Short Grass became the market choice to run out an appropriate winner of the 1911 Irish Derby;’ ‘the short grass’ being a common pseudonym for the headquarters of Irish racing. However, this was destined to become the ‘small man’s Irish Derby’, won by Shanballymore, a second success in a row for rider John Doyle, who purchased Rossmore Lodge for £1,300 in December of that year.
More significantly, Shanballymore became a rare Irish Derby winner trained other than on the Curragh or in England since the race began in 1866. Unlike those Irish Derby winners to have emerged from the Blake’s Martborough Heath establishment and Orby from Glencairn, Shanballymore came up from John O’Dwyer’s small stable at The Commons, Cashel, Tipperary.
As for his pedigree – Shanballymore was by Popoff, given away as a yearling owing to his dropped hip, sold to a short-sighted farmer for £25, raffled for sixpenny tickets, played for in a card game as a 30/- stake and exchanged for a barrel of porter. Calyce, an ugly, useless mare, cost Cappawhite farmer John Kelly £6. Safely, as he thought, Tipperary bookmaker Bryan O’Donnell had offered John Kelly 100-to-1 against his ugly duckling winning the Irish Derby two years hence. Kelly’s courageous wager was to see him refuse good offers for his colt at the day of reckoning drew ever nearer. Not one to push his luck, John Kelly sold Shanballymore after he won a match for a King’s Plate on his next appearance.
Stock Exchange highflier Graham A Prentice, owner of Short Grass, the beaten favourite twelve months previously, confidently backed his recent purchase Gael Rhu to make amends in 1912. His wagers – £1,400 to win £800 and £1,000 to win £500 – ensured Joe Hunter’s charge going off odds-onto beat just four rivals. Fred Hunter’s mount did get closer than Short Grass had done, but still had to give best to Civility, a first mount in Ireland for American ace and English champion Danny Maher.
Owned and bred by ebullient bookmaker John Reese, who named his colt to reflect his own racecourse nickname – ‘Civility Reese’ – the bay colt provided Limerick native Bartholemew ‘Batt’ Kirby with a memorable success in his first season as a public trainer in Curragh View. Civility thus refreshed Curragh View’s distinguished Irish Derby record, initiated by Thomas Connolly with Billy Pitt (1870), Ben Battle (1874) and Soulouque (1879) and continued by Rice Meredith with Kentish Fire (1890).
Civility went wrong after what had been his finest hour. ‘Batt’ Kirby was soon obliged to return to his Knocklong, County Limerick, home. John Reese suffered increasing ill-health, necessitating prolonged foreign travels. Danny Maher, worthy forerunner of Steve Cauthen as gifted American champion jockeys to shine in Britain, fell prey to tuberculosis, brought on by excessive wasting. He died in his native America in November 1916, aged only thirty-five.

## Record set
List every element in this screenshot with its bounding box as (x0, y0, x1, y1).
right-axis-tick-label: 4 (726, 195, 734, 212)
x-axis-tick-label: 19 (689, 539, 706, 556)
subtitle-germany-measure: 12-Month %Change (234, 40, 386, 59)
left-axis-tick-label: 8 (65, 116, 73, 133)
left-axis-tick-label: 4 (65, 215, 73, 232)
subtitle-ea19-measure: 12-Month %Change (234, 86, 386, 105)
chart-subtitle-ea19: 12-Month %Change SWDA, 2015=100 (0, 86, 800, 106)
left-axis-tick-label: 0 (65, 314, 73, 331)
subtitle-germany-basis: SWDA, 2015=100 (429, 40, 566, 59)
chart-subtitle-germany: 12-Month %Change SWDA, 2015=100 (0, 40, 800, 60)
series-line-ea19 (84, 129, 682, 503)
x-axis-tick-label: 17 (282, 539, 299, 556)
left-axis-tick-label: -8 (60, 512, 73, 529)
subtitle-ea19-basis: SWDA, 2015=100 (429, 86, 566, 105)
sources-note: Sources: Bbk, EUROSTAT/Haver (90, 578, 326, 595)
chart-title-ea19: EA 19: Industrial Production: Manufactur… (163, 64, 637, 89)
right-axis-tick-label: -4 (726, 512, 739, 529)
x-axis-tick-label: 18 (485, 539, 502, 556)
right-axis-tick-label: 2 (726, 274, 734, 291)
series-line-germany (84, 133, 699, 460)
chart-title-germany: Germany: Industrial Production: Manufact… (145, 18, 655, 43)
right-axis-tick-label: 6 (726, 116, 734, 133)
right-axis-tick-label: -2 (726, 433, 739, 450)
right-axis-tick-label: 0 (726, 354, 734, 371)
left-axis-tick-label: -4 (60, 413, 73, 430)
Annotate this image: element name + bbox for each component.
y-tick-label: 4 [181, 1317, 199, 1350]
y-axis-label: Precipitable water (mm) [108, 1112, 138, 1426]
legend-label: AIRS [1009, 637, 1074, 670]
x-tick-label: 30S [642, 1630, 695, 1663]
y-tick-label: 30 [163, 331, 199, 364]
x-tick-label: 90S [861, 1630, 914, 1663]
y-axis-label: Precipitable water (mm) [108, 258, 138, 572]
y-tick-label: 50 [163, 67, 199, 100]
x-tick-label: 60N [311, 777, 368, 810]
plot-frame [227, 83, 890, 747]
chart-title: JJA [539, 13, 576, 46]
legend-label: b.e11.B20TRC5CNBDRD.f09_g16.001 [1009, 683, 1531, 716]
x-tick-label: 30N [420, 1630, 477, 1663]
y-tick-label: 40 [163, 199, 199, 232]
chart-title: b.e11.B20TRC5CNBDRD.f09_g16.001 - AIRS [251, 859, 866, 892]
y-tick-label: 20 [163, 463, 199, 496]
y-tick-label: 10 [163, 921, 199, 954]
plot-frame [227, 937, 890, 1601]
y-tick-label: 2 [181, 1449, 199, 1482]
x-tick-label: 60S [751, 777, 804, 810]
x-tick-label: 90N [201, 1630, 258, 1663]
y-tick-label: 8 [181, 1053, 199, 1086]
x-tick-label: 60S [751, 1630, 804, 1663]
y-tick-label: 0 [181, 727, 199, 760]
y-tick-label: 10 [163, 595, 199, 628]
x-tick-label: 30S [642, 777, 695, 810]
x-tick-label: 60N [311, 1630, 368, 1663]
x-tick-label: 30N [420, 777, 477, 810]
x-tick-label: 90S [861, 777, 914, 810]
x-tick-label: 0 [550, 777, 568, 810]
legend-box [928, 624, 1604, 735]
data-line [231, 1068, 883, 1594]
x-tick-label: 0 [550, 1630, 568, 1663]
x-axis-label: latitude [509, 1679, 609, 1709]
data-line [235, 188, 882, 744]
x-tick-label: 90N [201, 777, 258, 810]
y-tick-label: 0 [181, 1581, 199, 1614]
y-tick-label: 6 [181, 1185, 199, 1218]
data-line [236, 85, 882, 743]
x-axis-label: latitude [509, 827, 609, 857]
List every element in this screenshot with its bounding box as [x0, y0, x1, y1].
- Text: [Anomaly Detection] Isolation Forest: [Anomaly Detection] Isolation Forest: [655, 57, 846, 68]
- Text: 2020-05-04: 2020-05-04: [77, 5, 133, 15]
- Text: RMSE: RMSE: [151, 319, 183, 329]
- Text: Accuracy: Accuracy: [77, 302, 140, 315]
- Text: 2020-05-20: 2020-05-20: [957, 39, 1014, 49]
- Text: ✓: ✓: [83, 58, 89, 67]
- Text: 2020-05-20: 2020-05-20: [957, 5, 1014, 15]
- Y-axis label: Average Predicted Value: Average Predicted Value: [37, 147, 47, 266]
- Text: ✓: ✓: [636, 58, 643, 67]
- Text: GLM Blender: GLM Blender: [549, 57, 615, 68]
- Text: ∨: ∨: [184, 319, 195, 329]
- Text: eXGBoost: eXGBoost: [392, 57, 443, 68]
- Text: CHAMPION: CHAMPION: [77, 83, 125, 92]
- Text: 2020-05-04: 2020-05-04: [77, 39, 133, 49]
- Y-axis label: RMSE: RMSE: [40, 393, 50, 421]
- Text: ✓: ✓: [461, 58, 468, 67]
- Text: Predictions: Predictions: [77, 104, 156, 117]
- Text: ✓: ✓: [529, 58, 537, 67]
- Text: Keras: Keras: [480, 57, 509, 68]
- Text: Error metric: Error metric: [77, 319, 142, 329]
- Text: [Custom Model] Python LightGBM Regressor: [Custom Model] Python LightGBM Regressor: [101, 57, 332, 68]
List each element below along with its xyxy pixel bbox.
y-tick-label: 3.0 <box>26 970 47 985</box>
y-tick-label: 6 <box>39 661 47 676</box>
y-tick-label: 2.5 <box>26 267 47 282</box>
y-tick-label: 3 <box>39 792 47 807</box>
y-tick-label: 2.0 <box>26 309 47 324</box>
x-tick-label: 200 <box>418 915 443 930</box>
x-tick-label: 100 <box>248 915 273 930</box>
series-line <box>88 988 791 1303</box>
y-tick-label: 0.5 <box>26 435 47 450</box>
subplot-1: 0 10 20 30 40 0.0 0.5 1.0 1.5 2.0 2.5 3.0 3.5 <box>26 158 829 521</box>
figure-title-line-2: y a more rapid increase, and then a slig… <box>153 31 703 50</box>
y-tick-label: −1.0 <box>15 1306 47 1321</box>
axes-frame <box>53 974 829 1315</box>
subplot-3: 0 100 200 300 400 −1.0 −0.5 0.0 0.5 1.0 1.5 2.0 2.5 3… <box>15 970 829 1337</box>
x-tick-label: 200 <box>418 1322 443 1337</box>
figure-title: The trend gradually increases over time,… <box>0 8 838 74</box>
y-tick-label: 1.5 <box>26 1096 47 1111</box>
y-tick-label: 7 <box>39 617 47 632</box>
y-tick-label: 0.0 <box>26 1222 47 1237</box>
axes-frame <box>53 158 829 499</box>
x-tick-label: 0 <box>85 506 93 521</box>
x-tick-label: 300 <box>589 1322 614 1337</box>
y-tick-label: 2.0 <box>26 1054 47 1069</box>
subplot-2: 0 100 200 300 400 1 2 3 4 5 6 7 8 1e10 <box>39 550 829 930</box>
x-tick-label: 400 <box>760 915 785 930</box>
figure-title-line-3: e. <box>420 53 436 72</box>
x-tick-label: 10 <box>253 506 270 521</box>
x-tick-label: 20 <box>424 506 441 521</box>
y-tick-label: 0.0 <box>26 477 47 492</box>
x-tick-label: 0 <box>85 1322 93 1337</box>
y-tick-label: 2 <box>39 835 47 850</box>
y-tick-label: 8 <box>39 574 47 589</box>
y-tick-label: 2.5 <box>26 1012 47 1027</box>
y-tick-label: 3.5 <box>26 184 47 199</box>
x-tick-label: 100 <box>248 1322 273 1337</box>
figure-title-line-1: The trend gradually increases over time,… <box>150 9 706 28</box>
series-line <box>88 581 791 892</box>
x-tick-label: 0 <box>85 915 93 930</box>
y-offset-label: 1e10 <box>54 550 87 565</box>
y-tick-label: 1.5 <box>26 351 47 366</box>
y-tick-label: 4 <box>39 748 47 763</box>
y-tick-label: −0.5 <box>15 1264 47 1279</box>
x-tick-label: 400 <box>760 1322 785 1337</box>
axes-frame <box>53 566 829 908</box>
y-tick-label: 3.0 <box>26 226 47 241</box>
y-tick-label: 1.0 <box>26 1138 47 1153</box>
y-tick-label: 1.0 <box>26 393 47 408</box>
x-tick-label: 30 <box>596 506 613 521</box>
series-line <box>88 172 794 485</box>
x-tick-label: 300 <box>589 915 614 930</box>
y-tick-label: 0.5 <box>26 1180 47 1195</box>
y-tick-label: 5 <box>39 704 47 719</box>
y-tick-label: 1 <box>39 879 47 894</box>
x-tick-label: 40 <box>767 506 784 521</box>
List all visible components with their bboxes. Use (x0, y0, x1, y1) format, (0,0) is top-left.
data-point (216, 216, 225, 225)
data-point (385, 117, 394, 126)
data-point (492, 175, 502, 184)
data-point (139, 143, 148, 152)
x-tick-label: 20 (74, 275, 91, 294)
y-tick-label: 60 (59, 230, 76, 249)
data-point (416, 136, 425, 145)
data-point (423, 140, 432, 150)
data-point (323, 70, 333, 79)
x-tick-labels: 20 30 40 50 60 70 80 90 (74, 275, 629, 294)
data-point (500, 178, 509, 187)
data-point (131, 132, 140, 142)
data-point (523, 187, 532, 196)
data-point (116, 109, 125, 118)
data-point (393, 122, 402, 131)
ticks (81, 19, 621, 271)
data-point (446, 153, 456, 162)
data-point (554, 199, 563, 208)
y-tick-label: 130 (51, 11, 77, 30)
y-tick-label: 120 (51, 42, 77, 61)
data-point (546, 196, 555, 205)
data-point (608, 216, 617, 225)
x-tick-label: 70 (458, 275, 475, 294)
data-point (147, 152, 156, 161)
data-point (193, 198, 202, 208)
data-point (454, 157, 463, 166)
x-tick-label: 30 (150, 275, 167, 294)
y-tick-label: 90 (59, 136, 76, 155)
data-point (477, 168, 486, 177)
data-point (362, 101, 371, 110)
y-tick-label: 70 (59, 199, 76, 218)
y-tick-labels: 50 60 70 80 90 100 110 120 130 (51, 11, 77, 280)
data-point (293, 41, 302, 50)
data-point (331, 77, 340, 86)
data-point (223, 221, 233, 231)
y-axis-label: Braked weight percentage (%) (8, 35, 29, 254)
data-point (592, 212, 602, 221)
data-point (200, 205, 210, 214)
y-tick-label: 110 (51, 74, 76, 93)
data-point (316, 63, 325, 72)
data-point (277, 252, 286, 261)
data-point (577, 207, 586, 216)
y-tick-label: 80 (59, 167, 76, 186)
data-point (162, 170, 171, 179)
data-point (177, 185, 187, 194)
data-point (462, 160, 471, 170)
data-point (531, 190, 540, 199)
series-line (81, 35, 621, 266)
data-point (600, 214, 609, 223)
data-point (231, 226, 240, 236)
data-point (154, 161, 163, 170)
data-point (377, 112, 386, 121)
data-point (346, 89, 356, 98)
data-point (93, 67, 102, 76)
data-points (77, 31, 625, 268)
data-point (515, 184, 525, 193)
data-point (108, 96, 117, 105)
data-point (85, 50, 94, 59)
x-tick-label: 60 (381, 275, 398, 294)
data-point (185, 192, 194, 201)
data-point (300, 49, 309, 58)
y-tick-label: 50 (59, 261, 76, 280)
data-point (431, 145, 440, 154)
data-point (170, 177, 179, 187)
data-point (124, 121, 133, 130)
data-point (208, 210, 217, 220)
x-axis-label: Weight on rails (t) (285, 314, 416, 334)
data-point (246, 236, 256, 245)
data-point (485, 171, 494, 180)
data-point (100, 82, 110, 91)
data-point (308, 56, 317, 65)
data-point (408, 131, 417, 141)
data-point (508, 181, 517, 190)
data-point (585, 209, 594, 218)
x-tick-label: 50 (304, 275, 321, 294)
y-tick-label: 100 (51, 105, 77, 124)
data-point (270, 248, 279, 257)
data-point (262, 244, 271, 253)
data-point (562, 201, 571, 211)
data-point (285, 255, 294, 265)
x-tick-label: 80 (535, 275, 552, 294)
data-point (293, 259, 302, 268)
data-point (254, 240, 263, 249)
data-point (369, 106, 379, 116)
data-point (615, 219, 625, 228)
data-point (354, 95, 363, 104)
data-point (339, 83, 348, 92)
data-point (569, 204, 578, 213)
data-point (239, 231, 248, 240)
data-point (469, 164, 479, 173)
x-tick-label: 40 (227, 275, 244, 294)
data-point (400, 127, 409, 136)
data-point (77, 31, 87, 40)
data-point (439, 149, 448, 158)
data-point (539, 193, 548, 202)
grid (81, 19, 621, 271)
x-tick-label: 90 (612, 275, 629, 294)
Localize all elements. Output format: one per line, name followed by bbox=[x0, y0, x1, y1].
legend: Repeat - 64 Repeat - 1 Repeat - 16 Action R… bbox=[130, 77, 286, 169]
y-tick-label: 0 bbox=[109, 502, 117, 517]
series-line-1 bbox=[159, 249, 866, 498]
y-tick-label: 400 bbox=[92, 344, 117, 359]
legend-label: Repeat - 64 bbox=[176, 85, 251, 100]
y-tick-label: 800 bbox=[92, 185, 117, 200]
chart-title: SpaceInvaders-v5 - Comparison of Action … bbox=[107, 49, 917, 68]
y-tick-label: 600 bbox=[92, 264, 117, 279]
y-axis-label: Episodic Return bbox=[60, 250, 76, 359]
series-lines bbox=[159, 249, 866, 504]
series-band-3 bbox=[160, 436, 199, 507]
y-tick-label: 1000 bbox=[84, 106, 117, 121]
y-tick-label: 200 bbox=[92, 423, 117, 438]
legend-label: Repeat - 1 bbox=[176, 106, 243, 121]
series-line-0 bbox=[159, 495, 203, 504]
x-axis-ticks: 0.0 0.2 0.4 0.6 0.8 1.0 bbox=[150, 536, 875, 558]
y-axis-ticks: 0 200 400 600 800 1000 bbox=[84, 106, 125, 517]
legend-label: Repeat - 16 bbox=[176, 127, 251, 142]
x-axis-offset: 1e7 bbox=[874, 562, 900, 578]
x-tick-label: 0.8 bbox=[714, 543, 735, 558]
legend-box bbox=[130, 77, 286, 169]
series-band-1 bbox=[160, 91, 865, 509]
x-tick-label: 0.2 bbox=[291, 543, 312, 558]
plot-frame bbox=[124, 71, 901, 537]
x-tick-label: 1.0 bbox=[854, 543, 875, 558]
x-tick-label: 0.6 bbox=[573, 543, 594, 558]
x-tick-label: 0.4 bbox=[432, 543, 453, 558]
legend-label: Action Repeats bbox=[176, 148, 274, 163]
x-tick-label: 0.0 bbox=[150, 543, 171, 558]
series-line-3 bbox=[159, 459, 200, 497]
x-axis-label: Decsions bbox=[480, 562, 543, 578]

## Given problem A
Print everything in the Irish Derby passage from "Short Grass became" down to "Commons, Cashel, Tipperary.".
## Given problem B
Carry on the Irish Derby passage from the point where it ends.
The rows are separate material, apart from the Irish Derby passage.

## Exercise response A
Short Grass became the market choice to run out an appropriate winner of the 1911 Irish Derby;’ ‘the short grass’ being a common pseudonym for the headquarters of Irish racing. However, this was destined to become the ‘small man’s Irish Derby’, won by Shanballymore, a second success in a row for rider John Doyle, who purchased Rossmore Lodge for £1,300 in December of that year.
More significantly, Shanballymore became a rare Irish Derby winner trained other than on the Curragh or in England since the race began in 1866. Unlike those Irish Derby winners to have emerged from the Blake’s Martborough Heath establishment and Orby from Glencairn, Shanballymore came up from John O’Dwyer’s small stable at The Commons, Cashel, Tipperary.

## Exercise response B
A dramatic increase in prize money for the 1913 Irish Derby – up from £620 to £1,165 – ensured renewal of English interest. Bachelor’s Wedding, a £4,000 purchase by Sir William Nelson in March had been transferred from Michael Dawson to HS ‘Atty’ Persse in Stockbridge. His English classic exploits ensured Steve Donoghue’s mount starting 6/4 favourite to defeat seven rivals, headed by Charles J Blake’s Count Anthony. Favourite backers had little cause for concern, Bachelor’s Wedding comfortably holding off the late challenge of Arizona, with Count Anthony taking third ahead of John Kelly’s Chadville, a full-brother to his 1911 winner Shanballymore.
Bred and raced as a two-year-old by Joseph Lowry, Bachelor’s Hope was the third high-class produce of repeated matings between Lowry’s resident stallion Tredennis and the unraced twin Lady Bawn. Bachelor’s Double had won the 1909 Irish Derby en route to City and Suburban, Royal Hunt Cup and Jubilee handicaps. Bachelor’s Hope had also won the Jubilee Handicap. While this Irish Derby might have been Bachelor’s Wedding’s finest hour in these islands, he went on to win India’s Viceroy’s Cup in 1914 and again in 1917.
Henry Seymour ‘Atty’ Persse, a member of the long-established Galway distilling family, had enjoyed a distinguished career as an amateur rider before moving to England to train. 1913 was the year that brought him lasting renown through the exploits of his most famous charge – The Tetrarch. ‘Atty’ Persse continued to target Irish classics, amassing seven such between Bachelor’s Wedding in 1913 and Conversation Piece in 1938.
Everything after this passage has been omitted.